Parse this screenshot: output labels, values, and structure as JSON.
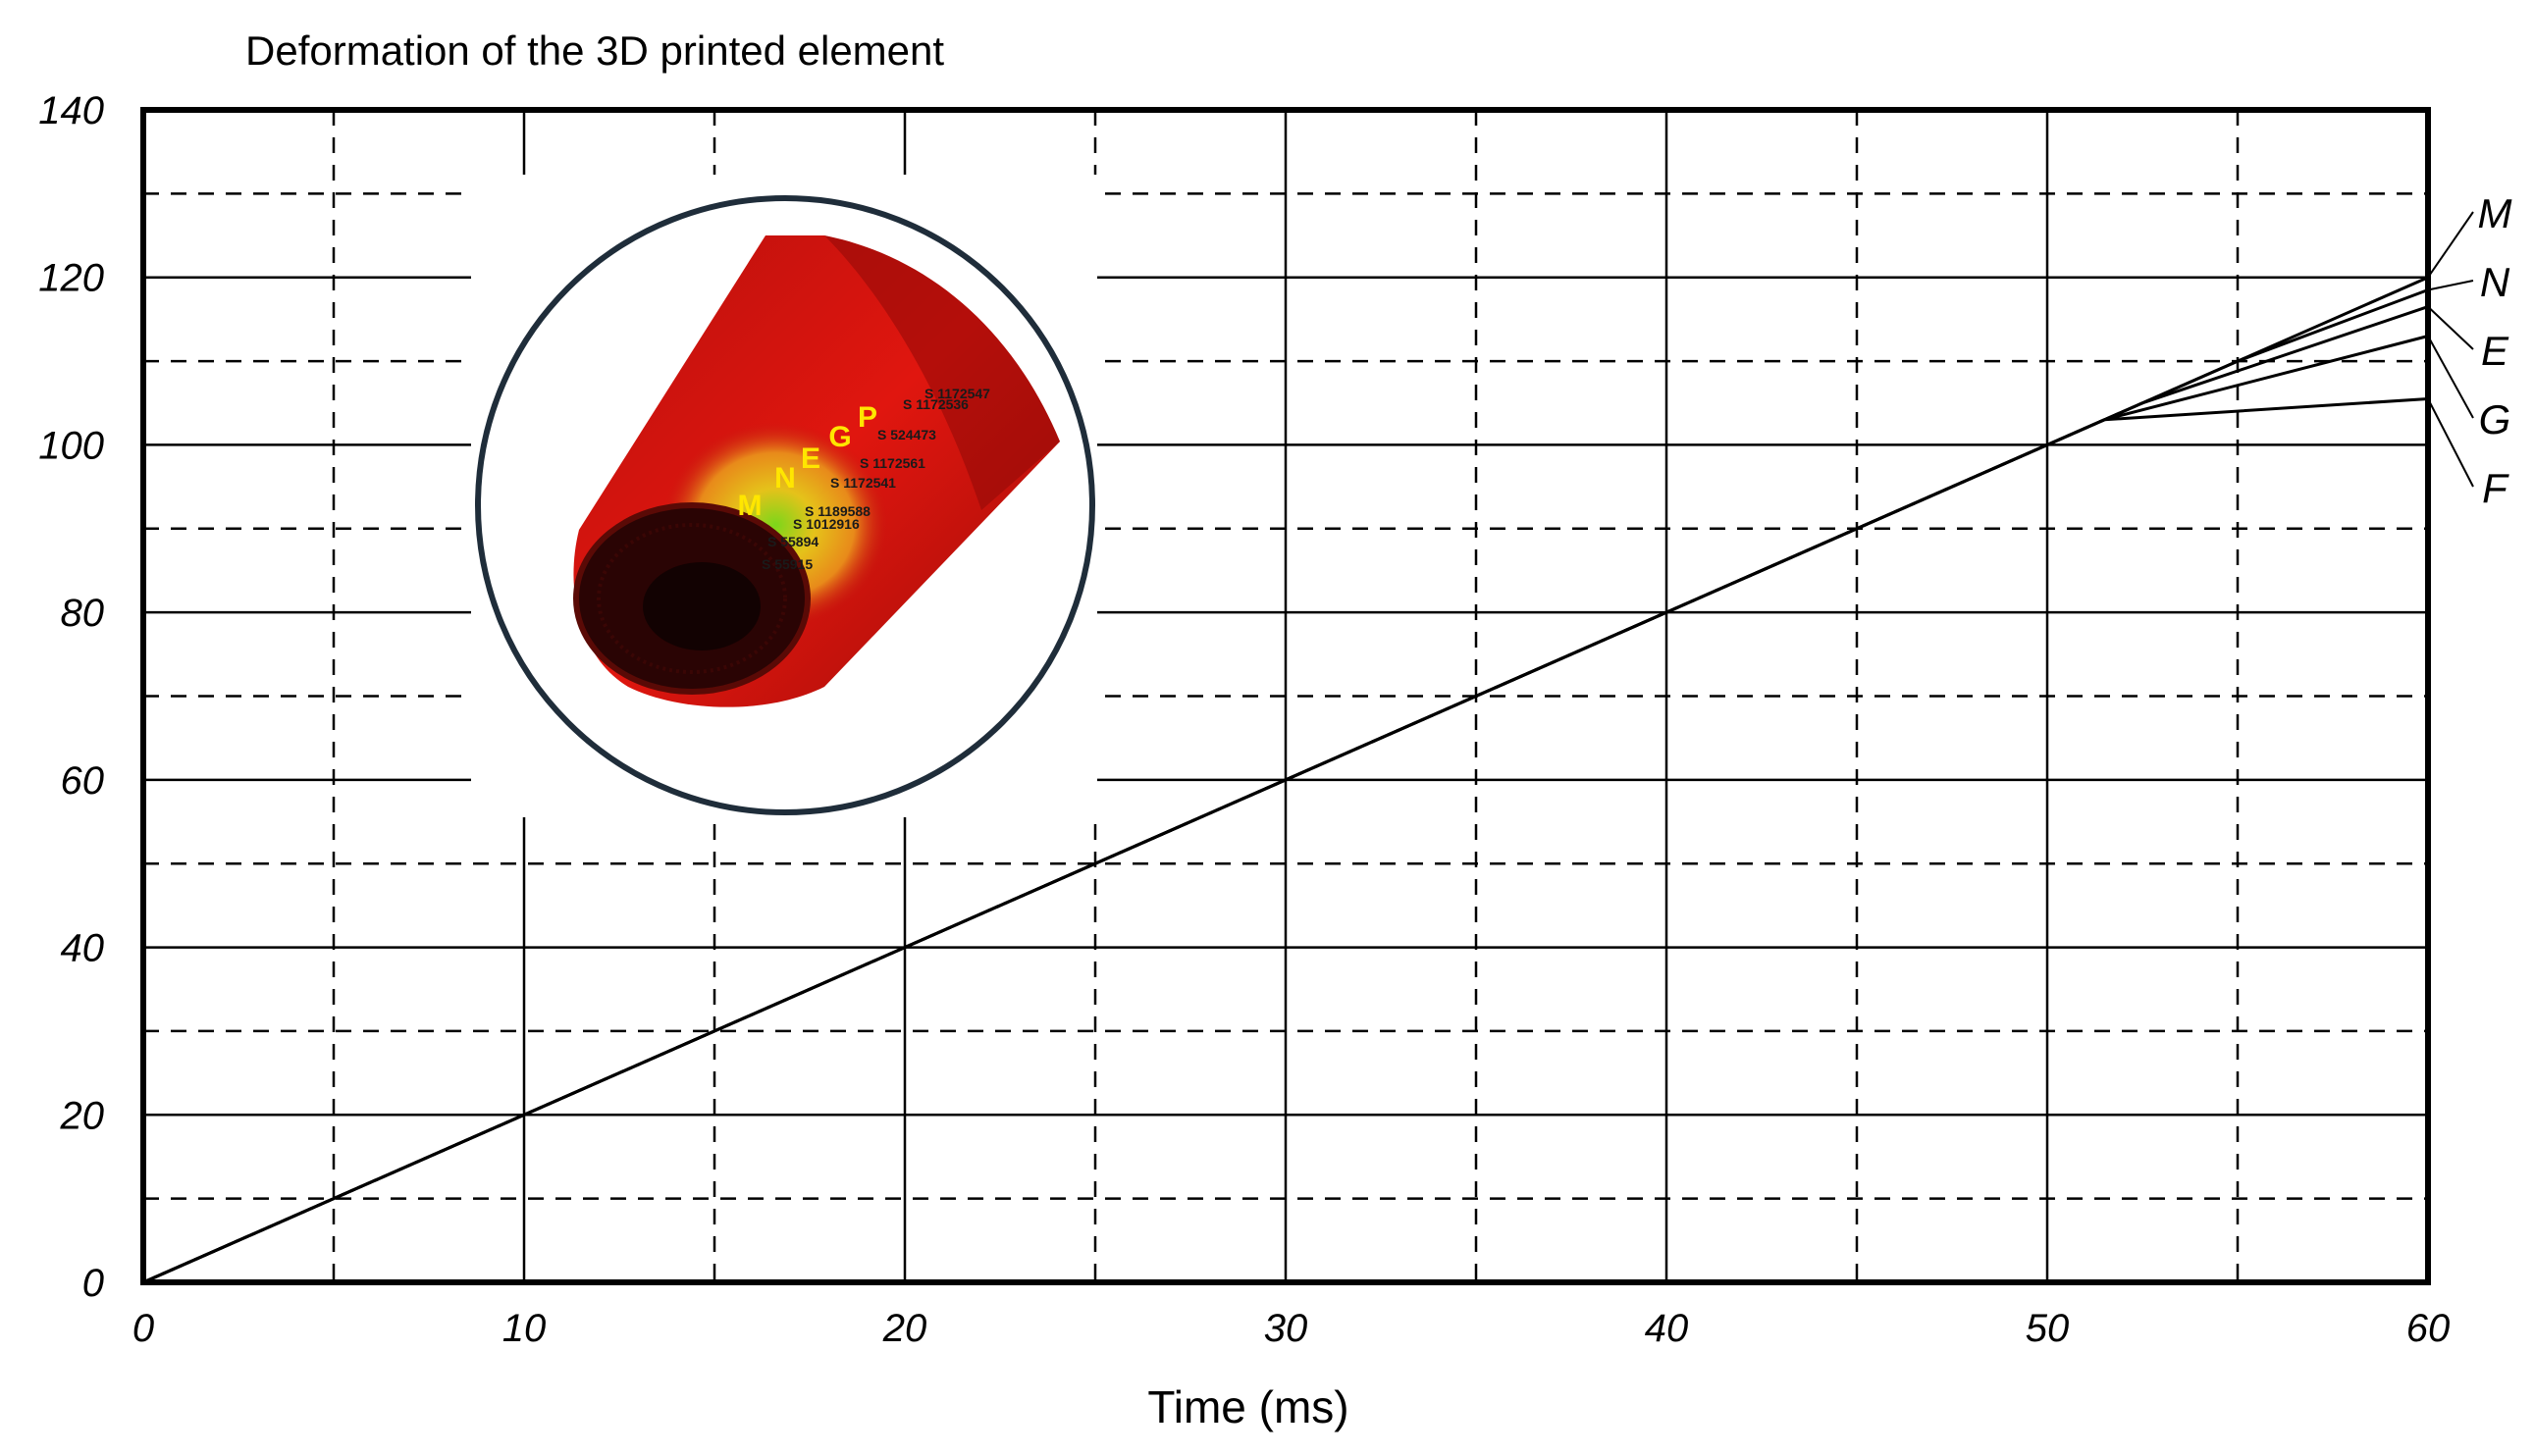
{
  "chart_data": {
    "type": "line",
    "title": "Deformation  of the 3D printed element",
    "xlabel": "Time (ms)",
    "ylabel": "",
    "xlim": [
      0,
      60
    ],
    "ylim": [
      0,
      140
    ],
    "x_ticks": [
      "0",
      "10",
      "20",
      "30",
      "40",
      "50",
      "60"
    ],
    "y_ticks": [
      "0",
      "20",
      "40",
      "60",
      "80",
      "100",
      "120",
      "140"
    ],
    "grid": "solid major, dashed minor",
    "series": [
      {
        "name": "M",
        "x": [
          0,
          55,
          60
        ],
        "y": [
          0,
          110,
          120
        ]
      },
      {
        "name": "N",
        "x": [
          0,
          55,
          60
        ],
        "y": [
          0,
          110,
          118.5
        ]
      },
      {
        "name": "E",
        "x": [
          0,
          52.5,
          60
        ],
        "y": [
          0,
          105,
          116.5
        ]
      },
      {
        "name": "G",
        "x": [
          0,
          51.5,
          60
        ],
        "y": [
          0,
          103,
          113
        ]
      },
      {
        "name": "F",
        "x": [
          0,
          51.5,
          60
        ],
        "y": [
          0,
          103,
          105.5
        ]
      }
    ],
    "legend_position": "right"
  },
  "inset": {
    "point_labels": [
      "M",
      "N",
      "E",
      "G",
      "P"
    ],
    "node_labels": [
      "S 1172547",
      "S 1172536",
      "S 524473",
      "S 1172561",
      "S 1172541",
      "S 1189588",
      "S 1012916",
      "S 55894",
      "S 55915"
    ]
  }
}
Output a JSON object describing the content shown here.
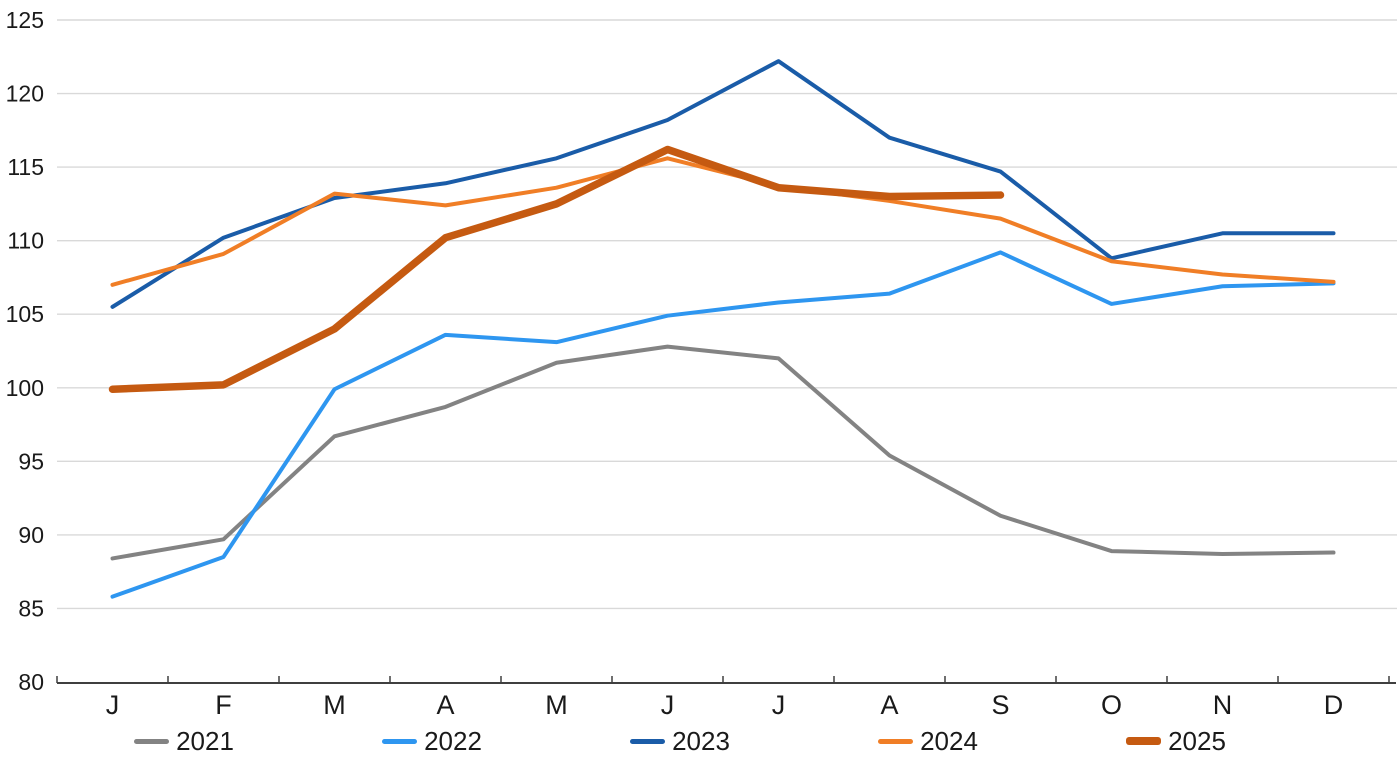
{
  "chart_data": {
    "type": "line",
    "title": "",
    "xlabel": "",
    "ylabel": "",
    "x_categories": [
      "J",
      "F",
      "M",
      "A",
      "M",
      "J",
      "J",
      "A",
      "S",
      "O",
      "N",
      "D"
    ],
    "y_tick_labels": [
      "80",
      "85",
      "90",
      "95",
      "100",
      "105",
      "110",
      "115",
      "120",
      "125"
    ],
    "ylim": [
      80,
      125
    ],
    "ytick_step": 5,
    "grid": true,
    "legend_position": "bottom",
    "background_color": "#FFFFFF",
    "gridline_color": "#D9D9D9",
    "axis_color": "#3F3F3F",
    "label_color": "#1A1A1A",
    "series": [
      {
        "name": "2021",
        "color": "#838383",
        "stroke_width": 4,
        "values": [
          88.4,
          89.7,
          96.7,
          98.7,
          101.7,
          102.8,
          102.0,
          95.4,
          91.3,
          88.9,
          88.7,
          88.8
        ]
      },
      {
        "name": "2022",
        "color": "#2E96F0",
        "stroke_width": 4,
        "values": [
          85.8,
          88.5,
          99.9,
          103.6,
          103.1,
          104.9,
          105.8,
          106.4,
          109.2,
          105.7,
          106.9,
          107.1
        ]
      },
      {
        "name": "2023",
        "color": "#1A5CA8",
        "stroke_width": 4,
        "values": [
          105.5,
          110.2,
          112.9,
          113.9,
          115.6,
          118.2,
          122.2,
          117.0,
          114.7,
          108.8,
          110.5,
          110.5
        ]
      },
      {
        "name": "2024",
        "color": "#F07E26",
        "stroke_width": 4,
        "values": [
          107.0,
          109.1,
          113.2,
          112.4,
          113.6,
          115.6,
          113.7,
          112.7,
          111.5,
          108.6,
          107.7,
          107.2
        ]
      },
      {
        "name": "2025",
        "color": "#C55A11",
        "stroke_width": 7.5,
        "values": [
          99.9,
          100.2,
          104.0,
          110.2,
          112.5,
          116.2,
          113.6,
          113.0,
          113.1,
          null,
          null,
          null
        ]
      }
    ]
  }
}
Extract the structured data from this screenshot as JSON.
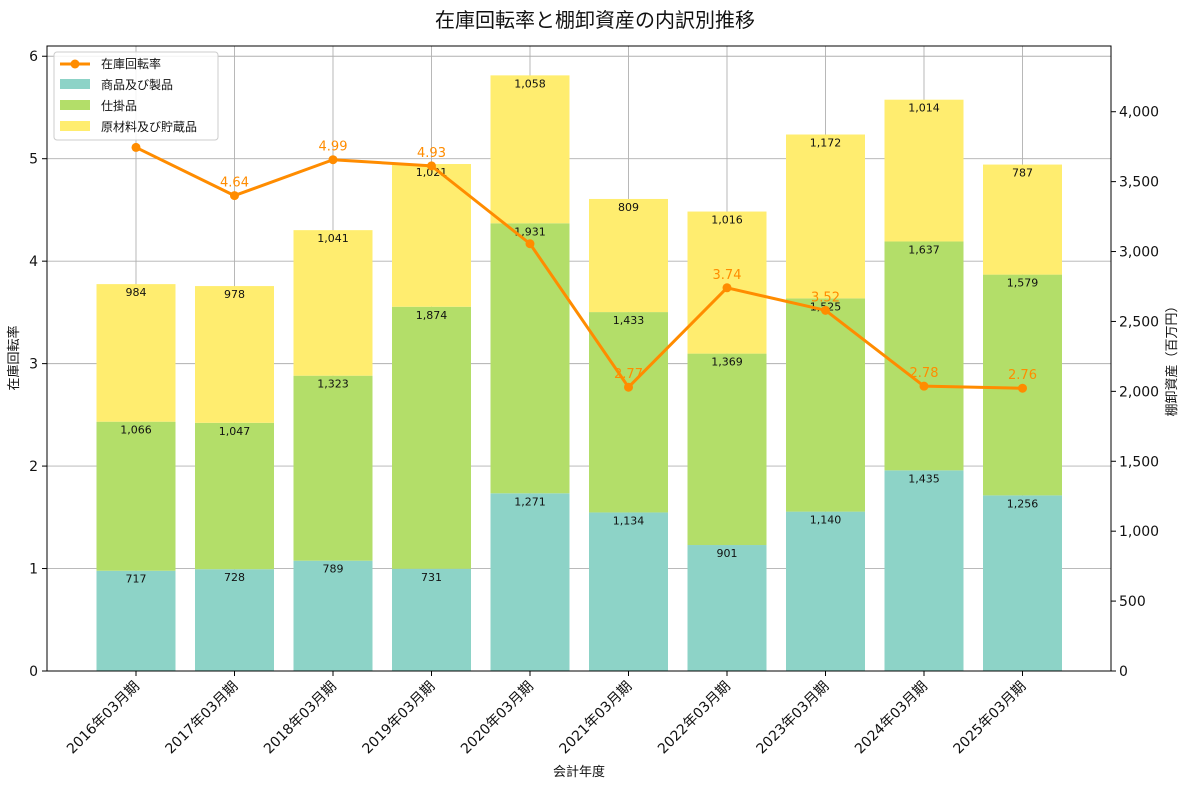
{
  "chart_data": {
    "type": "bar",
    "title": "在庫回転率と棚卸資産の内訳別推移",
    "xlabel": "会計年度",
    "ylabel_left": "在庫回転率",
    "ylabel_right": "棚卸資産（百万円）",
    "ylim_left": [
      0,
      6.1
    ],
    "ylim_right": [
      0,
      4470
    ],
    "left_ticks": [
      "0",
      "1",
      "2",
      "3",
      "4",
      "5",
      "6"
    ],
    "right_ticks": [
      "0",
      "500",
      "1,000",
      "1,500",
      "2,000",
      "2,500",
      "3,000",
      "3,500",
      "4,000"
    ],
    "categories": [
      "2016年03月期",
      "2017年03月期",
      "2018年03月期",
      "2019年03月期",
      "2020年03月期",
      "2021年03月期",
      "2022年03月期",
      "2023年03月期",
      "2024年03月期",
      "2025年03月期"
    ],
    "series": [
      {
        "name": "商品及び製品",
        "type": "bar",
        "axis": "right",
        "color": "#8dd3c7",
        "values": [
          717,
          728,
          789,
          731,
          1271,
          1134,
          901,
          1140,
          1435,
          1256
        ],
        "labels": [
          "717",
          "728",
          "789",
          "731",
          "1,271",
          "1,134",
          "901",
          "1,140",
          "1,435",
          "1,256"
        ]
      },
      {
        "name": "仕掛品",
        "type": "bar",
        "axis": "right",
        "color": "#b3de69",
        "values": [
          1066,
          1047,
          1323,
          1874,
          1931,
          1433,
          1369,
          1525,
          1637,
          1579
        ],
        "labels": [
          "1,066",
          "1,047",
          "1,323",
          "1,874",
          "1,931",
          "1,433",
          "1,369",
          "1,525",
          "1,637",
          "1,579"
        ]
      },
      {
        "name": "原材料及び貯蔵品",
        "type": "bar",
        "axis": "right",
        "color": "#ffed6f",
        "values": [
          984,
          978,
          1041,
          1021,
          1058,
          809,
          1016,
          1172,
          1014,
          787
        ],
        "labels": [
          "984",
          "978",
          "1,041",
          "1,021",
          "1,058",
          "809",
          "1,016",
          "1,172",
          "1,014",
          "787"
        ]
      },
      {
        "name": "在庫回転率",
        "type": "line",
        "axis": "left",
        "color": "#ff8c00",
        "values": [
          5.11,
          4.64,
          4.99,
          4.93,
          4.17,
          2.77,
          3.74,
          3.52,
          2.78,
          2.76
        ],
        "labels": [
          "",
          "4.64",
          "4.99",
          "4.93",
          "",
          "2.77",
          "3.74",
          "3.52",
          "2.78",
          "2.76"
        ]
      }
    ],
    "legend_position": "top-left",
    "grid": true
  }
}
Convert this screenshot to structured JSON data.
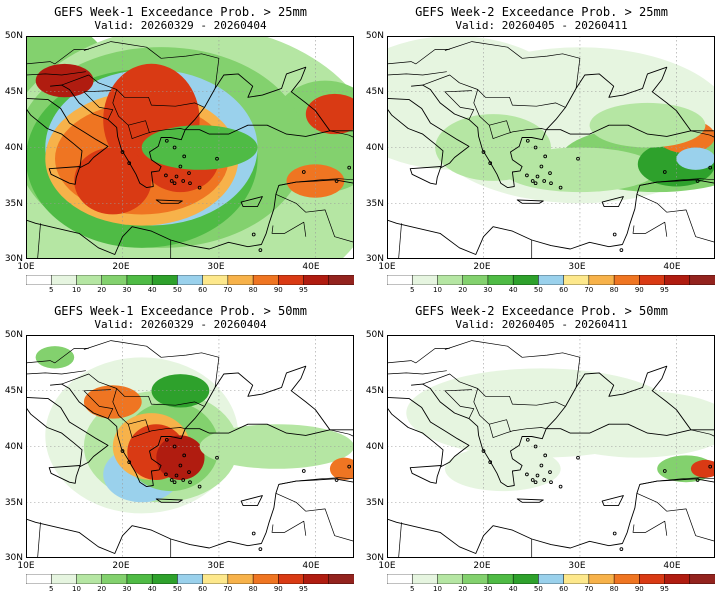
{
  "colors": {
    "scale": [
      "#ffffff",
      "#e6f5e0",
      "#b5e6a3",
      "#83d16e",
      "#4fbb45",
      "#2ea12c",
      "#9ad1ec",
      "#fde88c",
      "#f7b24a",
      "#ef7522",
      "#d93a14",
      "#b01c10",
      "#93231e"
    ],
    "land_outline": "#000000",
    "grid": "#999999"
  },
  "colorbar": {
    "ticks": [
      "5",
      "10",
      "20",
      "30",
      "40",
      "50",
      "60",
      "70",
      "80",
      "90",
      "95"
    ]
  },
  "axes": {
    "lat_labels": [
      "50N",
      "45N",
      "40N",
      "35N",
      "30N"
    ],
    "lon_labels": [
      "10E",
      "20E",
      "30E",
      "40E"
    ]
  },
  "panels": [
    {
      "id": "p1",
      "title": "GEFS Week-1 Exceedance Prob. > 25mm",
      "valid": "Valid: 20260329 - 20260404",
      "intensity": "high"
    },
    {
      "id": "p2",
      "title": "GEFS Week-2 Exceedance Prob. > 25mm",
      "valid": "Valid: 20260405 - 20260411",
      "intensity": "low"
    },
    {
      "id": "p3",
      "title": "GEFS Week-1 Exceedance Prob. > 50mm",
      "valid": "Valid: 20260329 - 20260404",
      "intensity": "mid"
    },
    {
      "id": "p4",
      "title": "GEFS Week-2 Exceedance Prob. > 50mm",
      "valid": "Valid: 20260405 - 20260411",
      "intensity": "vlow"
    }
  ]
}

★ ★ ★ ★ ★

*What is expected:* Provide the number of lines in these entries that hold the word "Prob", without any accompanying text.

*Response to this exercise:* 4